TASK PROMPT => Each record is to be transcribed exactly.
[start]
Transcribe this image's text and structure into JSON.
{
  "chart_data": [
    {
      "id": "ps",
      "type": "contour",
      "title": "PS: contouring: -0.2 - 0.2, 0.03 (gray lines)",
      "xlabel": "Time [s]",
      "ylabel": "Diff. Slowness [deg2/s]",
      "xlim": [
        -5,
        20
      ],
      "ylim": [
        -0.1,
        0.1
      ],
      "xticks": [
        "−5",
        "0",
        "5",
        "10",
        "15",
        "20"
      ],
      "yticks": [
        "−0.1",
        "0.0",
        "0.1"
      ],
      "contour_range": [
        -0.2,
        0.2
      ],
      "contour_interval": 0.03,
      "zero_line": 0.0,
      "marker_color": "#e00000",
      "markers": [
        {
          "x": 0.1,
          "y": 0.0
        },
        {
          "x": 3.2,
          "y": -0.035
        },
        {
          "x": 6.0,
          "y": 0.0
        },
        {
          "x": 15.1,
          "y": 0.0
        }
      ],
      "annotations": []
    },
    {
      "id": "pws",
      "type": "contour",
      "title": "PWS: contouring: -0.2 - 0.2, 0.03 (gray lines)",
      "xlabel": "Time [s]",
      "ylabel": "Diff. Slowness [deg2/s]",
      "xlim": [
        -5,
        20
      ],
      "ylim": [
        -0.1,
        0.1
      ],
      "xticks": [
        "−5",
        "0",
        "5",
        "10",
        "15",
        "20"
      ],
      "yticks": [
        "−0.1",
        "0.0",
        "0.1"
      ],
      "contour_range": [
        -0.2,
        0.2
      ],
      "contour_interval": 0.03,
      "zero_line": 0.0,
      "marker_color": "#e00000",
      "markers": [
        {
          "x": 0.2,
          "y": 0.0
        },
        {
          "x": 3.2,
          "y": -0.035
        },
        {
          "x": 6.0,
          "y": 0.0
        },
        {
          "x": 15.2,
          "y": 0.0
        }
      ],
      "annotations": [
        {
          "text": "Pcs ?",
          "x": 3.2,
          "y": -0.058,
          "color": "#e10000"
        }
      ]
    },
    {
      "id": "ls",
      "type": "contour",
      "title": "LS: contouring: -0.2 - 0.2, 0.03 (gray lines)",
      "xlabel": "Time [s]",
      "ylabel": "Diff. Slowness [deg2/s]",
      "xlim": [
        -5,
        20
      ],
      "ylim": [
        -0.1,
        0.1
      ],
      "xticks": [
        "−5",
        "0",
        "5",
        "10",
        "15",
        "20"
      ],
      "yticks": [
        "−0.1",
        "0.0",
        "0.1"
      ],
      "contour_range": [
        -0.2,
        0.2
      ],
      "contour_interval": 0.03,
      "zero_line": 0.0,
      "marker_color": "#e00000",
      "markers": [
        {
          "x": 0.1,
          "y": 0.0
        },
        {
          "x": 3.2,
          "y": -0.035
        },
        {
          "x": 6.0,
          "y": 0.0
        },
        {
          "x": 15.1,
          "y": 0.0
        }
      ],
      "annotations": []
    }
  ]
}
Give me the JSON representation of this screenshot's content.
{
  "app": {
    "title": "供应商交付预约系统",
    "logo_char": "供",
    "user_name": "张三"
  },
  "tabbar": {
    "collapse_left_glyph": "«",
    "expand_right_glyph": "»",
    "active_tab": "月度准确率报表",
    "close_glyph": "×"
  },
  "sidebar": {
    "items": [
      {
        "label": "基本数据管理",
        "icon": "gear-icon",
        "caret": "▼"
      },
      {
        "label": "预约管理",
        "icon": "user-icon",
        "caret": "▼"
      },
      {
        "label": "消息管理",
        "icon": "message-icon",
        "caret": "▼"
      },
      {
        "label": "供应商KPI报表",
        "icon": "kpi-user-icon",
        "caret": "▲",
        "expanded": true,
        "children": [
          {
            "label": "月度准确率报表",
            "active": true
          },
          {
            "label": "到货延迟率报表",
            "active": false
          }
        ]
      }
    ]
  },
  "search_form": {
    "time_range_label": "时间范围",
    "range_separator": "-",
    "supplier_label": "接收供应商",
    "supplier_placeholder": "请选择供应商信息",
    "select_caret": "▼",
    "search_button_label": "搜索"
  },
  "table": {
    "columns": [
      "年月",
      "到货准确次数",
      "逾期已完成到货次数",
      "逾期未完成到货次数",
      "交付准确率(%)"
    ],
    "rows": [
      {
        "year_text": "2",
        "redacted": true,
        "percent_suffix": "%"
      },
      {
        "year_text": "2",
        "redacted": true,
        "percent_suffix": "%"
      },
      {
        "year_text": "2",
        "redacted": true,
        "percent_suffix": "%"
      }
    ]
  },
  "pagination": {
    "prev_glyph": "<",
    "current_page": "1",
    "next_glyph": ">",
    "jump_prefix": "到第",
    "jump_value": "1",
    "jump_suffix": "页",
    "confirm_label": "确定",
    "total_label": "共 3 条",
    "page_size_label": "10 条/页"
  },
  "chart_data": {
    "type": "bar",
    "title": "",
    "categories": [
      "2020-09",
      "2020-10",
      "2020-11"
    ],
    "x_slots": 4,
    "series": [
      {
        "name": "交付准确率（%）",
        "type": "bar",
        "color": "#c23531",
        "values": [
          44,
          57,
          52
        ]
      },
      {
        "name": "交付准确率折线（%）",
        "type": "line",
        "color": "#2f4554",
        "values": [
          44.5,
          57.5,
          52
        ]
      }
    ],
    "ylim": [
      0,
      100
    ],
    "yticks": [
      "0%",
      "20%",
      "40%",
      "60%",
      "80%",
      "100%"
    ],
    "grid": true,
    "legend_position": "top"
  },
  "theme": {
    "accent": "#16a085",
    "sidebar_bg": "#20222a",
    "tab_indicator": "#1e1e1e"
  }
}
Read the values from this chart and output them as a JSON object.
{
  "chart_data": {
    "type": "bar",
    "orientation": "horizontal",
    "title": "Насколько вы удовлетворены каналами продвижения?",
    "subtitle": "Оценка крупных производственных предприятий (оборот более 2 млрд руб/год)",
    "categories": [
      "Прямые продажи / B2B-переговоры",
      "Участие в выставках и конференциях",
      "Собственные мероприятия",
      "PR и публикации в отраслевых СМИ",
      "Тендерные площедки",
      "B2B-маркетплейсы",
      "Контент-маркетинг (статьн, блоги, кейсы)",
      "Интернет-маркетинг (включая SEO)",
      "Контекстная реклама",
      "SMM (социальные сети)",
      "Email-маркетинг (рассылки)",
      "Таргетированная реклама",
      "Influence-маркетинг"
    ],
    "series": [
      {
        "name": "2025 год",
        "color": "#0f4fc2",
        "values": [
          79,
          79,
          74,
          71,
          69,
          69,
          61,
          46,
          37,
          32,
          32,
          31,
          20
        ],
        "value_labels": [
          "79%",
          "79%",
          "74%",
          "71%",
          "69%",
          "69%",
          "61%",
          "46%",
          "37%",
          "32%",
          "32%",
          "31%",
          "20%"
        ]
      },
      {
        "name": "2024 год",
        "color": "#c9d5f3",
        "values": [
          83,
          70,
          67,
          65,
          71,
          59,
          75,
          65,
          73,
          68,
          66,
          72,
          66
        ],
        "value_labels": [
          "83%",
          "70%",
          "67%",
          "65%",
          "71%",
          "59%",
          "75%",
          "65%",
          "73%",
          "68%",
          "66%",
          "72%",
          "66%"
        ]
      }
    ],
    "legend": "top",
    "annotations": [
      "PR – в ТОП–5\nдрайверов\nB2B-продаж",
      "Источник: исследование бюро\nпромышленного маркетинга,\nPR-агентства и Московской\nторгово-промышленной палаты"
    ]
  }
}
[end]
THE COMPLETED TASK =>
Transcribe this image's text and structure into JSON.
{
  "chart_data": [
    {
      "id": "ps",
      "type": "contour",
      "title": "PS: contouring: -0.2 - 0.2, 0.03 (gray lines)",
      "xlabel": "Time [s]",
      "ylabel": "Diff. Slowness [deg2/s]",
      "xlim": [
        -5,
        20
      ],
      "ylim": [
        -0.1,
        0.1
      ],
      "xticks": [
        "−5",
        "0",
        "5",
        "10",
        "15",
        "20"
      ],
      "yticks": [
        "−0.1",
        "0.0",
        "0.1"
      ],
      "contour_range": [
        -0.2,
        0.2
      ],
      "contour_interval": 0.03,
      "zero_line": 0.0,
      "marker_color": "#e00000",
      "markers": [
        {
          "x": 0.1,
          "y": 0.0
        },
        {
          "x": 3.2,
          "y": -0.035
        },
        {
          "x": 6.0,
          "y": 0.0
        },
        {
          "x": 15.1,
          "y": 0.0
        }
      ],
      "annotations": []
    },
    {
      "id": "pws",
      "type": "contour",
      "title": "PWS: contouring: -0.2 - 0.2, 0.03 (gray lines)",
      "xlabel": "Time [s]",
      "ylabel": "Diff. Slowness [deg2/s]",
      "xlim": [
        -5,
        20
      ],
      "ylim": [
        -0.1,
        0.1
      ],
      "xticks": [
        "−5",
        "0",
        "5",
        "10",
        "15",
        "20"
      ],
      "yticks": [
        "−0.1",
        "0.0",
        "0.1"
      ],
      "contour_range": [
        -0.2,
        0.2
      ],
      "contour_interval": 0.03,
      "zero_line": 0.0,
      "marker_color": "#e00000",
      "markers": [
        {
          "x": 0.2,
          "y": 0.0
        },
        {
          "x": 3.2,
          "y": -0.035
        },
        {
          "x": 6.0,
          "y": 0.0
        },
        {
          "x": 15.2,
          "y": 0.0
        }
      ],
      "annotations": [
        {
          "text": "Pcs ?",
          "x": 3.2,
          "y": -0.058,
          "color": "#e10000"
        }
      ]
    },
    {
      "id": "ls",
      "type": "contour",
      "title": "LS: contouring: -0.2 - 0.2, 0.03 (gray lines)",
      "xlabel": "Time [s]",
      "ylabel": "Diff. Slowness [deg2/s]",
      "xlim": [
        -5,
        20
      ],
      "ylim": [
        -0.1,
        0.1
      ],
      "xticks": [
        "−5",
        "0",
        "5",
        "10",
        "15",
        "20"
      ],
      "yticks": [
        "−0.1",
        "0.0",
        "0.1"
      ],
      "contour_range": [
        -0.2,
        0.2
      ],
      "contour_interval": 0.03,
      "zero_line": 0.0,
      "marker_color": "#e00000",
      "markers": [
        {
          "x": 0.1,
          "y": 0.0
        },
        {
          "x": 3.2,
          "y": -0.035
        },
        {
          "x": 6.0,
          "y": 0.0
        },
        {
          "x": 15.1,
          "y": 0.0
        }
      ],
      "annotations": []
    }
  ]
}
Give me the JSON representation of this screenshot's content.
{
  "app": {
    "title": "供应商交付预约系统",
    "logo_char": "供",
    "user_name": "张三"
  },
  "tabbar": {
    "collapse_left_glyph": "«",
    "expand_right_glyph": "»",
    "active_tab": "月度准确率报表",
    "close_glyph": "×"
  },
  "sidebar": {
    "items": [
      {
        "label": "基本数据管理",
        "icon": "gear-icon",
        "caret": "▼"
      },
      {
        "label": "预约管理",
        "icon": "user-icon",
        "caret": "▼"
      },
      {
        "label": "消息管理",
        "icon": "message-icon",
        "caret": "▼"
      },
      {
        "label": "供应商KPI报表",
        "icon": "kpi-user-icon",
        "caret": "▲",
        "expanded": true,
        "children": [
          {
            "label": "月度准确率报表",
            "active": true
          },
          {
            "label": "到货延迟率报表",
            "active": false
          }
        ]
      }
    ]
  },
  "search_form": {
    "time_range_label": "时间范围",
    "range_separator": "-",
    "supplier_label": "接收供应商",
    "supplier_placeholder": "请选择供应商信息",
    "select_caret": "▼",
    "search_button_label": "搜索"
  },
  "table": {
    "columns": [
      "年月",
      "到货准确次数",
      "逾期已完成到货次数",
      "逾期未完成到货次数",
      "交付准确率(%)"
    ],
    "rows": [
      {
        "year_text": "2",
        "redacted": true,
        "percent_suffix": "%"
      },
      {
        "year_text": "2",
        "redacted": true,
        "percent_suffix": "%"
      },
      {
        "year_text": "2",
        "redacted": true,
        "percent_suffix": "%"
      }
    ]
  },
  "pagination": {
    "prev_glyph": "<",
    "current_page": "1",
    "next_glyph": ">",
    "jump_prefix": "到第",
    "jump_value": "1",
    "jump_suffix": "页",
    "confirm_label": "确定",
    "total_label": "共 3 条",
    "page_size_label": "10 条/页"
  },
  "chart_data": {
    "type": "bar",
    "title": "",
    "categories": [
      "2020-09",
      "2020-10",
      "2020-11"
    ],
    "x_slots": 4,
    "series": [
      {
        "name": "交付准确率（%）",
        "type": "bar",
        "color": "#c23531",
        "values": [
          44,
          57,
          52
        ]
      },
      {
        "name": "交付准确率折线（%）",
        "type": "line",
        "color": "#2f4554",
        "values": [
          44.5,
          57.5,
          52
        ]
      }
    ],
    "ylim": [
      0,
      100
    ],
    "yticks": [
      "0%",
      "20%",
      "40%",
      "60%",
      "80%",
      "100%"
    ],
    "grid": true,
    "legend_position": "top"
  },
  "theme": {
    "accent": "#16a085",
    "sidebar_bg": "#20222a",
    "tab_indicator": "#1e1e1e"
  }
}
Read the values from this chart and output them as a JSON object.
{
  "chart_data": {
    "type": "bar",
    "orientation": "horizontal",
    "title": "Насколько вы удовлетворены каналами продвижения?",
    "subtitle": "Оценка крупных производственных предприятий (оборот более 2 млрд руб/год)",
    "categories": [
      "Прямые продажи / B2B-переговоры",
      "Участие в выставках и конференциях",
      "Собственные мероприятия",
      "PR и публикации в отраслевых СМИ",
      "Тендерные площедки",
      "B2B-маркетплейсы",
      "Контент-маркетинг (статьн, блоги, кейсы)",
      "Интернет-маркетинг (включая SEO)",
      "Контекстная реклама",
      "SMM (социальные сети)",
      "Email-маркетинг (рассылки)",
      "Таргетированная реклама",
      "Influence-маркетинг"
    ],
    "series": [
      {
        "name": "2025 год",
        "color": "#0f4fc2",
        "values": [
          79,
          79,
          74,
          71,
          69,
          69,
          61,
          46,
          37,
          32,
          32,
          31,
          20
        ],
        "value_labels": [
          "79%",
          "79%",
          "74%",
          "71%",
          "69%",
          "69%",
          "61%",
          "46%",
          "37%",
          "32%",
          "32%",
          "31%",
          "20%"
        ]
      },
      {
        "name": "2024 год",
        "color": "#c9d5f3",
        "values": [
          83,
          70,
          67,
          65,
          71,
          59,
          75,
          65,
          73,
          68,
          66,
          72,
          66
        ],
        "value_labels": [
          "83%",
          "70%",
          "67%",
          "65%",
          "71%",
          "59%",
          "75%",
          "65%",
          "73%",
          "68%",
          "66%",
          "72%",
          "66%"
        ]
      }
    ],
    "legend": "top",
    "annotations": [
      "PR – в ТОП–5\nдрайверов\nB2B-продаж",
      "Источник: исследование бюро\nпромышленного маркетинга,\nPR-агентства и Московской\nторгово-промышленной палаты"
    ]
  }
}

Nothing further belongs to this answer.